Al Presidente dell’Associazione Nazionale Magistrati   

 

  Caro Edmondo, in previsione dell’audizione dinanzi alla Commissione Giustizia della Camera dei Deputati alla quale la Giunta Esecutiva Centrale dell’A.N.M. è stata invitata per il 19 febbraio p.v., ti trasmetto le seguenti considerazioni relative ai punti che mi appaiono più controversi del disegno di legge di riforma dell’ordinamento giudiziario, che prospettano soluzioni a mio giudizio compatibili con le proposte già avanzate e le posizioni comunemente espresse dall’A.N.M..

  Ti prego, pertanto, di sottoporre tali proposte di soluzioni alla giunta per verificare se siano condivisibili, e comunque di rappresentarle al Presidente della Commissione Giustizia della Camera in occasione della predetta audizione.  

 

1)       Concorsi per l’accesso alle funzioni superiori e per il passaggio ad altra funzione.

In sostituzione del concorso per esami, del tutto inidoneo ad accertare equilibrio, attitudine e professionalità in concreto del magistrato, una soluzione opportuna può essere costituita dalla nomina di commissioni permanenti   ( composte da magistrati e professori, nominate dal C.S.M. e differenziate a seconda che si abbia riferimento al conferimento di funzioni giudicanti, inquirenti, di legittimità e direttive), con compiti consultivi, ed addette specificamente ad esprimersi sui profili di professionalità emergenti dall’attività giudiziaria svolta dai candidati e dagli altri titoli di cui costoro siano in possesso. Tale parere opportunamente integrerebbe quello dei Consigli Giudiziari, che meglio potrebbero verificare invece doti diverse da quelle della preparazione teorica, desunte dal comportamento del magistrato in udienza e dal rispetto di tutti i doveri su di lui incombenti in generale. Oltre a ciò, sarebbe necessario prevedere che ogni scatto retributivo sia condizionato ad un giudizio positivo del C. S. M., anche tenuto conto del parere delle commissioni consultive permanenti di cui sopra, cadenzando gli scatti retributivi in modo tale da consentire un osservatorio costantemente e sufficientemente aggiornato sulla professionalità di ogni singolo magistrato (ad esempio, ogni quattro anni). Al fine di personalizzare sempre più le valutazioni secondo criteri che consentano di verificare in concreto i livelli di professionalità, oltre che più in generale  per disporre di elementi effettivi di conoscenza al fine di razionalizzare l’attività giudiziaria, sarebbe opportuno anche istituire idonei  uffici di monitoraggio dell’esito dei procedimenti in tutte le fasi e gradi del giudizio, che permettano di verificare nel tempo l’eventuale sussistenza di abnormi livelli, ad esempio, di infondatezza giudiziariamente accertata della pretesa punitiva manifestata con l’esercizio dell’azione penale, ovvero di decisioni annullate per difetti di motivazione, ovvero di altre situazioni inequivocabilmente rivelatrici di carenze professionali individuali o di difetti organizzativi generali.
::::::
Compiti da svolgere:
- A) Riporta il tratto della lettera che va da "Ti prego, pertanto, di" fino a "della predetta audizione.", rinominando "audizione" in "seduta".
- B) Rispondi in breve a queste domande sulla lettera:
(i) Per quale data è stata invitata all'audizione la Giunta Esecutiva Centrale?
(ii) Da chi sarebbero composte le commissioni permanenti proposte?
(iii) Con quale cadenza, a titolo di esempio, andrebbero fissati gli scatti retributivi?
- C) Prosegui la lettera sulla riforma dell'ordinamento giudiziario, a partire dall'ultima frase riportata.
I record non servono per svolgere i compiti.

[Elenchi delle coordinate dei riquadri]
::::::
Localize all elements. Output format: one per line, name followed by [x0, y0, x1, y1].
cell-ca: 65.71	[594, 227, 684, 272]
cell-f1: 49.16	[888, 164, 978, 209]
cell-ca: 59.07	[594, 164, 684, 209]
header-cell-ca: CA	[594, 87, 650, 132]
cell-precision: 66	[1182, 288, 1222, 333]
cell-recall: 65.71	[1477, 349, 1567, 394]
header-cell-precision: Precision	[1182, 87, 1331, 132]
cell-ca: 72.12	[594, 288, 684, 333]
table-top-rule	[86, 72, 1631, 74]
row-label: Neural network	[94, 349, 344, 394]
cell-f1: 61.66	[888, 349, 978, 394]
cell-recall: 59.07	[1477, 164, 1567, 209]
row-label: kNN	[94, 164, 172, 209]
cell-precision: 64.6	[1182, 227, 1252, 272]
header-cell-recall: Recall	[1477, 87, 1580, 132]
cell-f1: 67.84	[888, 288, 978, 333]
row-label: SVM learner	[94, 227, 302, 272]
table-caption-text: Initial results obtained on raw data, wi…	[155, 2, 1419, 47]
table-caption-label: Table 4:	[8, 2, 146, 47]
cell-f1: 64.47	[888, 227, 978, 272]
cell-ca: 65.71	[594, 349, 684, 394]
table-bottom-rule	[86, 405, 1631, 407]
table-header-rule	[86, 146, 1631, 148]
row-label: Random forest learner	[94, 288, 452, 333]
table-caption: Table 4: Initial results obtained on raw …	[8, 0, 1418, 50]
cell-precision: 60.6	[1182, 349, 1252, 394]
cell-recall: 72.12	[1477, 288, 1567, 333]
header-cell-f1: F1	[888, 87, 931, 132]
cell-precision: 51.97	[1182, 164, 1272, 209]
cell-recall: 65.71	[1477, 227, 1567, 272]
::::::
Risposte ai compiti:
- A)
Ti prego, pertanto, di sottoporre tali proposte di soluzioni alla giunta per verificare se siano condivisibili, e comunque di rappresentarle al Presidente della Commissione Giustizia della Camera in occasione della predetta seduta.

- B)
(i) Per il 19 febbraio.
(ii) Da magistrati e professori.
(iii) Ogni quattro anni.

- C)
Positiva è l’abolizione delle qualifiche astratte avulse dall’esercizio effettivo delle funzioni, così come l’accorciamento rispetto alla normativa attuale del periodo di tempo necessario per l’accesso alle funzioni di secondo grado e di legittimità, mentre assolutamente da escludere è la previsione di trattamenti economici differenziati in dipendenza dell’esercizio dell’una o dell’altra funzione, che non trovano giustificazione nella dinamica dell’attività giudiziaria così come delineata dalla Costituzione e riscontrata dalla esperienza.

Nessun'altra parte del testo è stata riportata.